• [DATA FOR PROCESSING]:
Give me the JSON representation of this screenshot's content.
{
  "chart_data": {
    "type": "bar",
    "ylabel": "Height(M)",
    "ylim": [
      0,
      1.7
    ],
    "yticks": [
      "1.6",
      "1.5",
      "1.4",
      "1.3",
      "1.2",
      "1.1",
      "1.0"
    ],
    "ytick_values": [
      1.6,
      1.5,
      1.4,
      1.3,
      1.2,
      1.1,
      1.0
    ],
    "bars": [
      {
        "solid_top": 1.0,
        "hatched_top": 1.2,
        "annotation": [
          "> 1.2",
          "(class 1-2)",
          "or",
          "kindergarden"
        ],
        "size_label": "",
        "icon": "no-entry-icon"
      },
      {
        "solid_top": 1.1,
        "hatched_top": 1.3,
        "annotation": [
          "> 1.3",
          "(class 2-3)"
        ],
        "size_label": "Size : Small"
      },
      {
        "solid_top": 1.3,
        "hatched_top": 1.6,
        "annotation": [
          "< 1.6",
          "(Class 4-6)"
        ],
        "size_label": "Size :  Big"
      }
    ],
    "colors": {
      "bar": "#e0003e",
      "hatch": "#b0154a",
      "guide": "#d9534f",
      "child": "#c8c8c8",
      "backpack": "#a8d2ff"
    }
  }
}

• [INSTRUCTIONS TO FOLLOW]: Every entry above needs to be quoted exactly.

• [FINISHED TASK]:
Give me the JSON representation of this screenshot's content.
{
  "chart_data": {
    "type": "bar",
    "ylabel": "Height(M)",
    "ylim": [
      0,
      1.7
    ],
    "yticks": [
      "1.6",
      "1.5",
      "1.4",
      "1.3",
      "1.2",
      "1.1",
      "1.0"
    ],
    "ytick_values": [
      1.6,
      1.5,
      1.4,
      1.3,
      1.2,
      1.1,
      1.0
    ],
    "bars": [
      {
        "solid_top": 1.0,
        "hatched_top": 1.2,
        "annotation": [
          "> 1.2",
          "(class 1-2)",
          "or",
          "kindergarden"
        ],
        "size_label": "",
        "icon": "no-entry-icon"
      },
      {
        "solid_top": 1.1,
        "hatched_top": 1.3,
        "annotation": [
          "> 1.3",
          "(class 2-3)"
        ],
        "size_label": "Size : Small"
      },
      {
        "solid_top": 1.3,
        "hatched_top": 1.6,
        "annotation": [
          "< 1.6",
          "(Class 4-6)"
        ],
        "size_label": "Size :  Big"
      }
    ],
    "colors": {
      "bar": "#e0003e",
      "hatch": "#b0154a",
      "guide": "#d9534f",
      "child": "#c8c8c8",
      "backpack": "#a8d2ff"
    }
  }
}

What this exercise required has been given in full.